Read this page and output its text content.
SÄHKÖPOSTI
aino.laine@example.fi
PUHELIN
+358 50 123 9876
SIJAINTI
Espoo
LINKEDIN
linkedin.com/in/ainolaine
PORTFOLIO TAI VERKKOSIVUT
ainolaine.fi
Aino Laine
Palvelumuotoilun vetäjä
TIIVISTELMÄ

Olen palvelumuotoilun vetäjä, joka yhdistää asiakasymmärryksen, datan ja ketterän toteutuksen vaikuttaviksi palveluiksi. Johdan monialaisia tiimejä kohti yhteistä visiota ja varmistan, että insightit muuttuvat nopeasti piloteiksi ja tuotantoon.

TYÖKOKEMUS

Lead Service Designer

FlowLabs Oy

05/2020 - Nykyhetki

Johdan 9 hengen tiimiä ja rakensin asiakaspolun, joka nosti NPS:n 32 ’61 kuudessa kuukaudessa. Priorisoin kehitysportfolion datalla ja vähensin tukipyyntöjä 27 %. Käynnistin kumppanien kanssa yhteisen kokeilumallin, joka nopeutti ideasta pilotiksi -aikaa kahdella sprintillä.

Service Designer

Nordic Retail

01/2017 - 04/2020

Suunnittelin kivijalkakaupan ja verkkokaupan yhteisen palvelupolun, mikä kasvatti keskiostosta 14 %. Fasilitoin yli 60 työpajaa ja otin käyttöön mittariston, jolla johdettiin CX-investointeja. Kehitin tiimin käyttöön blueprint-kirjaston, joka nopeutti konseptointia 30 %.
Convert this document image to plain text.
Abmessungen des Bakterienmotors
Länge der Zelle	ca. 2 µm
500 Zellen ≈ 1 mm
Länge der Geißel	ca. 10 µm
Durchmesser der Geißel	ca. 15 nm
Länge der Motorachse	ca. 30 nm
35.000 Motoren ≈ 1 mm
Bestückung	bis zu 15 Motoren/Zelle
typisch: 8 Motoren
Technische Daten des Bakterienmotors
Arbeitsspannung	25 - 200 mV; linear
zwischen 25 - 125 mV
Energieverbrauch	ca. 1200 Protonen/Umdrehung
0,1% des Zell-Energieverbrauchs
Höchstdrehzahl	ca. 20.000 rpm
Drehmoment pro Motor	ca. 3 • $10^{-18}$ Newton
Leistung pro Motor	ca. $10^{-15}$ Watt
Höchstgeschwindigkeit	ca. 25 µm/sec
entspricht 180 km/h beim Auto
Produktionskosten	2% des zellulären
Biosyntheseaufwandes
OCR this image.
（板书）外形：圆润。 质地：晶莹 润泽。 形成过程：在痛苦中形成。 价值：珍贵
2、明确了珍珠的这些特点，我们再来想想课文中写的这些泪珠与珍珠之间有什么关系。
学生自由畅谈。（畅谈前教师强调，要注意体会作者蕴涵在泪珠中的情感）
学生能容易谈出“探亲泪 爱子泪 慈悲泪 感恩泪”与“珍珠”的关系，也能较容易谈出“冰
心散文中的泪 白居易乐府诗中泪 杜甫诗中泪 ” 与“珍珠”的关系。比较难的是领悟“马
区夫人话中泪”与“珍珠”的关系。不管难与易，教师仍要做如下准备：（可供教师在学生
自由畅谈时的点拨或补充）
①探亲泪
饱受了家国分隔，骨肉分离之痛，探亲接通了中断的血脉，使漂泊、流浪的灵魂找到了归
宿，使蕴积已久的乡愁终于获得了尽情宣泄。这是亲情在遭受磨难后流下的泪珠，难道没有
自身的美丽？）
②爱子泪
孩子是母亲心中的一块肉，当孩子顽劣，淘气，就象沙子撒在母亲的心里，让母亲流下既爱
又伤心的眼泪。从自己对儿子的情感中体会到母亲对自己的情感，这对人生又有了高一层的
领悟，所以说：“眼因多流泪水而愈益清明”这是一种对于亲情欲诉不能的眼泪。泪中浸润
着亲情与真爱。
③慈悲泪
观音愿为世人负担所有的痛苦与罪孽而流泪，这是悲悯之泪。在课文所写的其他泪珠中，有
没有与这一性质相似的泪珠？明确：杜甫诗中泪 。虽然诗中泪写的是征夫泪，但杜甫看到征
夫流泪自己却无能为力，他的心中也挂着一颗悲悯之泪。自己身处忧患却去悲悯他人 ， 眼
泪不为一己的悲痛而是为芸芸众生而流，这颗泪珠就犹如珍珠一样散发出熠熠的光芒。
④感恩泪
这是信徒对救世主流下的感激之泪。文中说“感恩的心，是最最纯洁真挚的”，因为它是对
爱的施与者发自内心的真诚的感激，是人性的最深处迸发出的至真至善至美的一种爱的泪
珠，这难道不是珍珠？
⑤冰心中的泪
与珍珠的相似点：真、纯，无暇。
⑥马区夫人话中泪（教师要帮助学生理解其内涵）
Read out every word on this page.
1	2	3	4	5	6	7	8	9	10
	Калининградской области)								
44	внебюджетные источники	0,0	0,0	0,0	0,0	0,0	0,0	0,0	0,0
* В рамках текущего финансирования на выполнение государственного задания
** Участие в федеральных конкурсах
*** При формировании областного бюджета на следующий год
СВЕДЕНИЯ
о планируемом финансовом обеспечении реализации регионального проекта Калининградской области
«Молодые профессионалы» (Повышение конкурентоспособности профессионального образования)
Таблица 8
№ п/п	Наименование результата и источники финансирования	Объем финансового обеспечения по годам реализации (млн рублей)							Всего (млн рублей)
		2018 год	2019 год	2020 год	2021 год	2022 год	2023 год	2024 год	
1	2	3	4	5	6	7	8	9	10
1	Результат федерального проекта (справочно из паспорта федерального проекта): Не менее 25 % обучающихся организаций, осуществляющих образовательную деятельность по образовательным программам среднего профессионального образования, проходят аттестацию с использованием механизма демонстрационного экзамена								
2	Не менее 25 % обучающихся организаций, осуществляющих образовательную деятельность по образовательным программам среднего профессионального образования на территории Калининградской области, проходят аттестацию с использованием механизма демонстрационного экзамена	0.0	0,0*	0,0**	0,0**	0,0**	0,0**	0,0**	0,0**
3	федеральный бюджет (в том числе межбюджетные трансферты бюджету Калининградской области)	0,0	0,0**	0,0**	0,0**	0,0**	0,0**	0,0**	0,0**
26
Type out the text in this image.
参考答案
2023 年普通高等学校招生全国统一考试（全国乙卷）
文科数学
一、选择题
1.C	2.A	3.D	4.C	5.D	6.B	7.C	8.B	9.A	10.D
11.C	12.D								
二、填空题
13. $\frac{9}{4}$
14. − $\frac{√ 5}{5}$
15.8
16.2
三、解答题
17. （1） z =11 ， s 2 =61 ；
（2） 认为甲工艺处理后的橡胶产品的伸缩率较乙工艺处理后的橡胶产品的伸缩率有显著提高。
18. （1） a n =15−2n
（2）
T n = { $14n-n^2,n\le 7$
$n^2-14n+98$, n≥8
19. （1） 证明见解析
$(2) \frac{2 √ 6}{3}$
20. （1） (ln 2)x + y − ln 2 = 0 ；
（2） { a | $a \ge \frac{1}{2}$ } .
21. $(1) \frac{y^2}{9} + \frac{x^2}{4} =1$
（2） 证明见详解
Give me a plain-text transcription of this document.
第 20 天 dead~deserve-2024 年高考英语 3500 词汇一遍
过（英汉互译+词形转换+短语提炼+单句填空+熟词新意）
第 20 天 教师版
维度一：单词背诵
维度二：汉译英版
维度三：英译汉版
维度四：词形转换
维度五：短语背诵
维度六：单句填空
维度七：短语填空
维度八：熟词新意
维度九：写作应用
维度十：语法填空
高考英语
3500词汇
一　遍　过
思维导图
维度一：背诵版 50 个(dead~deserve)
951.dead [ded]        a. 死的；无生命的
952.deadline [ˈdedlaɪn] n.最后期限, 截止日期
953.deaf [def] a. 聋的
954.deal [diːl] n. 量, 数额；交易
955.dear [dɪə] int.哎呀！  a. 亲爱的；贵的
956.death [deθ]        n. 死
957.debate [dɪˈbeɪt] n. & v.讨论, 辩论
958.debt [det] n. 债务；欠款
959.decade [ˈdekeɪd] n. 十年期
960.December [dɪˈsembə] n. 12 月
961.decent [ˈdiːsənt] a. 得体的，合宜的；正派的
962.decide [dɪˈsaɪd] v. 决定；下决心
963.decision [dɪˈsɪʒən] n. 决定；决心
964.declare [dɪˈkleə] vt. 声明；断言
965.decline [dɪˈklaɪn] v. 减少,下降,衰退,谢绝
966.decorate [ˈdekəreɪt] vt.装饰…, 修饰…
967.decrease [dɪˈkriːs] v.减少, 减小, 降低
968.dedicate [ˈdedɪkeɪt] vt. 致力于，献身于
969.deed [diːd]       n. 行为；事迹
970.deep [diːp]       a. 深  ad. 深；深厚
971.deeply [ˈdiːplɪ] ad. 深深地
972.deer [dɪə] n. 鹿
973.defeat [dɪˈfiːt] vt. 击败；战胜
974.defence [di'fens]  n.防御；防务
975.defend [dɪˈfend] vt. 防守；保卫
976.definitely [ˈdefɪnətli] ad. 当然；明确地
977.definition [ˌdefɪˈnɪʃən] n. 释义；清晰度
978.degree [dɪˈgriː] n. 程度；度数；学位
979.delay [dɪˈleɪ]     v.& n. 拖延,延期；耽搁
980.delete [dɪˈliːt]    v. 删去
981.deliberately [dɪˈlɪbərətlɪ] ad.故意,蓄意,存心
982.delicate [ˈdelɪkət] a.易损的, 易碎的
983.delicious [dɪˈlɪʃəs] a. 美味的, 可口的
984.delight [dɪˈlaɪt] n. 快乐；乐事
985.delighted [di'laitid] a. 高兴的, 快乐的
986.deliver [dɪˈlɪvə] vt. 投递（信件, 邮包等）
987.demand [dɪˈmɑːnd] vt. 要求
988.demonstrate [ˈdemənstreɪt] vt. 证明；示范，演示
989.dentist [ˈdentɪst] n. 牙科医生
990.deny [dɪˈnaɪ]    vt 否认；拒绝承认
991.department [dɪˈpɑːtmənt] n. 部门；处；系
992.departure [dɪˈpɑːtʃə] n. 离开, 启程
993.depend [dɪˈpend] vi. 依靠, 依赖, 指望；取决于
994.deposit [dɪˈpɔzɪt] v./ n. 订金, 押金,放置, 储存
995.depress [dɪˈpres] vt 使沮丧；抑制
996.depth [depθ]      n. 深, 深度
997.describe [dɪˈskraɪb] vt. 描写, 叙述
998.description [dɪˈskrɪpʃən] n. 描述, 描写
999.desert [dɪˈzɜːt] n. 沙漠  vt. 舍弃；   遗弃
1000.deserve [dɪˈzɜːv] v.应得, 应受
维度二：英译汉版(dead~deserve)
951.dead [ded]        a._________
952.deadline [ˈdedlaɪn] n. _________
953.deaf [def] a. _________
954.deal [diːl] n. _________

§ **What you will do**: Search the data for the word "программам" and copy each line where it appears.

§ **Output for this task**:
1	Результат федерального проекта (справочно из паспорта федерального проекта): Не менее 25 % обучающихся организаций, осуществляющих образовательную деятельность по образовательным программам среднего профессионального образования, проходят аттестацию с использованием механизма демонстрационного экзамена								
2	Не менее 25 % обучающихся организаций, осуществляющих образовательную деятельность по образовательным программам среднего профессионального образования на территории Калининградской области, проходят аттестацию с использованием механизма демонстрационного экзамена	0.0	0,0*	0,0**	0,0**	0,0**	0,0**	0,0**	0,0**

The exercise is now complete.